[Items listed in a dataset]
--------------------------------------------------

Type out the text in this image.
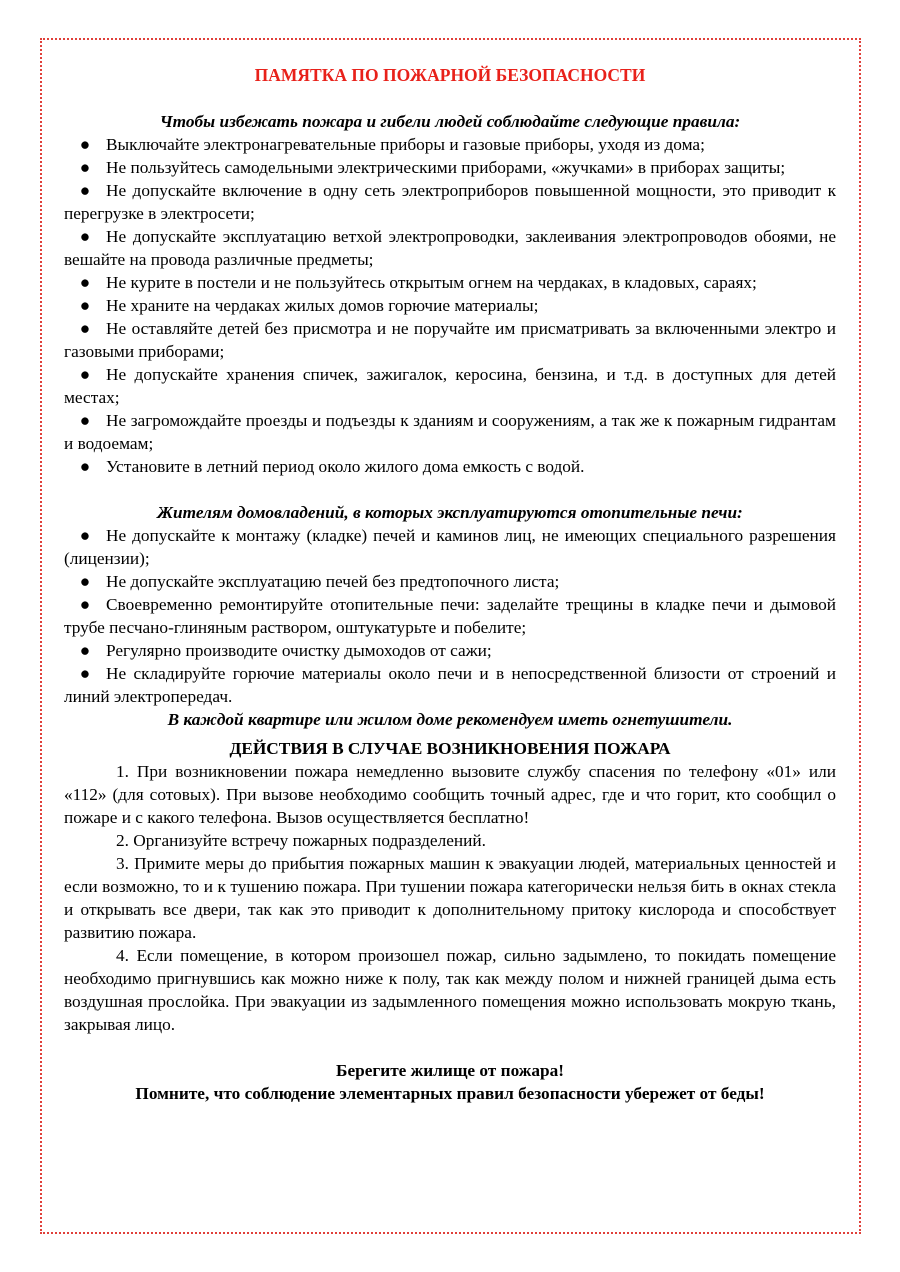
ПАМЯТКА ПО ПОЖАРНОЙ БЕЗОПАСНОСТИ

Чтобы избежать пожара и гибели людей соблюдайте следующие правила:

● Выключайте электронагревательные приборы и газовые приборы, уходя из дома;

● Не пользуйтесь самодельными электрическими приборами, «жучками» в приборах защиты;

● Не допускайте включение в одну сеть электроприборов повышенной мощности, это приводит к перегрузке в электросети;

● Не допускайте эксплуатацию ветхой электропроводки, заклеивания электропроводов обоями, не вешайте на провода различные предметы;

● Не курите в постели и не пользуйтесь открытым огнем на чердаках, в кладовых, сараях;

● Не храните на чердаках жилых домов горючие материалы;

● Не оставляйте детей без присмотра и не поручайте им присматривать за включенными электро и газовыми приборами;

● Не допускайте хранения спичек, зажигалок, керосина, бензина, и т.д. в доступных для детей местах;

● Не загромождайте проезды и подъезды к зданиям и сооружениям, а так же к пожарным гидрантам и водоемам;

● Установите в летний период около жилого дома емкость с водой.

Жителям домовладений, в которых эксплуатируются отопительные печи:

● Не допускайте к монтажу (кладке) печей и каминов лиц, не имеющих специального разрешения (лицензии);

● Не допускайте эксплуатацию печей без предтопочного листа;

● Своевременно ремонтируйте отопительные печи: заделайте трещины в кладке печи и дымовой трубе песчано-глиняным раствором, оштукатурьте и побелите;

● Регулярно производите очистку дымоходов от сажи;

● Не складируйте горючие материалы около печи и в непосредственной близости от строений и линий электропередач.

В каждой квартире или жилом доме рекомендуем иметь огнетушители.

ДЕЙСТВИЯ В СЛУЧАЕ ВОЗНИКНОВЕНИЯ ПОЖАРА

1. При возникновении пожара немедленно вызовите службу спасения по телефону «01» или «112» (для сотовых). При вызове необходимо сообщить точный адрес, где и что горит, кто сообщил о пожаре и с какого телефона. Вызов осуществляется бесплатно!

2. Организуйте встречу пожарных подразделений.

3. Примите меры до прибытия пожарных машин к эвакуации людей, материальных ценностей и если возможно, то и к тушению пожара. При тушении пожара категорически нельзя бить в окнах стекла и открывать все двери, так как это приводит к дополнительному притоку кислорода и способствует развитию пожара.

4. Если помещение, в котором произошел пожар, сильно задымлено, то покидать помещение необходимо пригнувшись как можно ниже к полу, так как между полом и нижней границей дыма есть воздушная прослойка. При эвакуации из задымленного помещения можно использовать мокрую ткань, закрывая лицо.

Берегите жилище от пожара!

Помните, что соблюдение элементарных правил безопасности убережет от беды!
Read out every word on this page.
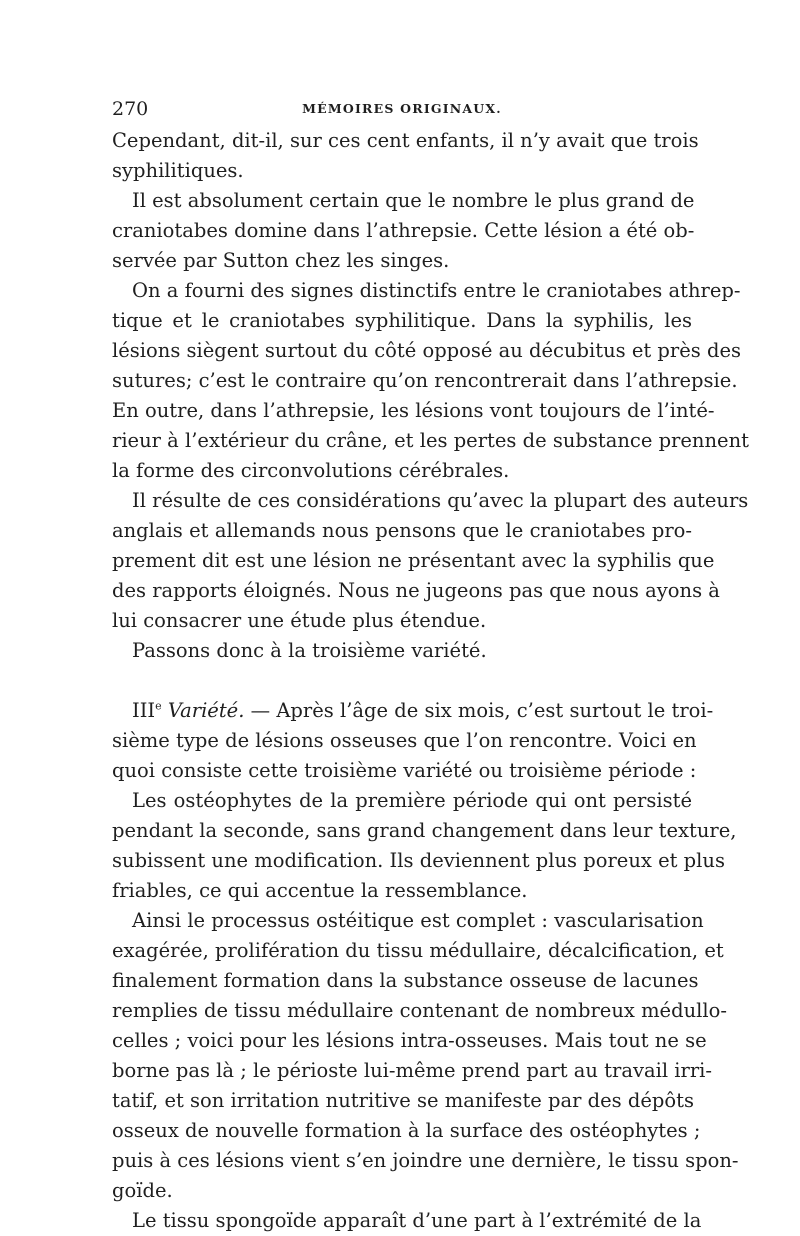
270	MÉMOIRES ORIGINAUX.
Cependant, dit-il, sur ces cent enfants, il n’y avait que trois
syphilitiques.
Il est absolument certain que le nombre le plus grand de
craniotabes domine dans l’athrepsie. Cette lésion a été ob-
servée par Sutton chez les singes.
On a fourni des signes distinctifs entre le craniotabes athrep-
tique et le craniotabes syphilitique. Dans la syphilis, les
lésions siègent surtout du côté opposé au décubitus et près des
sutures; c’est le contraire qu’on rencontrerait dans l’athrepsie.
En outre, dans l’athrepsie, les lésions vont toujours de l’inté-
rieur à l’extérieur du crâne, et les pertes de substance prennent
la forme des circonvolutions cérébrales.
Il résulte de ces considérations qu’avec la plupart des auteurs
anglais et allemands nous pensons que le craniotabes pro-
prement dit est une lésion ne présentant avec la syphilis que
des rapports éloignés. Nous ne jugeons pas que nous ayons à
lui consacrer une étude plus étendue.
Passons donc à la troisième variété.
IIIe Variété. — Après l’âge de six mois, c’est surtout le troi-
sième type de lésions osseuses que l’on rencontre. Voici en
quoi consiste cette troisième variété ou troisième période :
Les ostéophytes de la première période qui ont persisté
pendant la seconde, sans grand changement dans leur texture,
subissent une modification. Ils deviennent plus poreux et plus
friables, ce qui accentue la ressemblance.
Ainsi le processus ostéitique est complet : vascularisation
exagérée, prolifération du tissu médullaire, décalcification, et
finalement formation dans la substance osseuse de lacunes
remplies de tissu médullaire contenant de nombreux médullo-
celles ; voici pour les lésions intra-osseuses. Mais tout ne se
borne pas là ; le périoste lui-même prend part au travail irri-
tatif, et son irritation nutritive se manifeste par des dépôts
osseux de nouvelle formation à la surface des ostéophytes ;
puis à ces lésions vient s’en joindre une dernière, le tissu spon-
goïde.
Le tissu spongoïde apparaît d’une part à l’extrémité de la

--------------------------------------------------

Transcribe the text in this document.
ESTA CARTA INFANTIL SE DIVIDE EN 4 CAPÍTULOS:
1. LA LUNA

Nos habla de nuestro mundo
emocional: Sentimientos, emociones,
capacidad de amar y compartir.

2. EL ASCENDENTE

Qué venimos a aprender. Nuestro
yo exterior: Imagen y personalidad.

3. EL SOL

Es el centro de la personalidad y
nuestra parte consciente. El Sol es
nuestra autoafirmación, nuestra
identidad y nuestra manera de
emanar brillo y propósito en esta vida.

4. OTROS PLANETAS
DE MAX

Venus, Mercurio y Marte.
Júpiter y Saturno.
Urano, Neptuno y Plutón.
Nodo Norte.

--------------------------------------------------

▸ REQUIREMENT
What is the number of lines that hold the string "приборами"? Give it alone.

▸ PROBLEM SOLUTION
2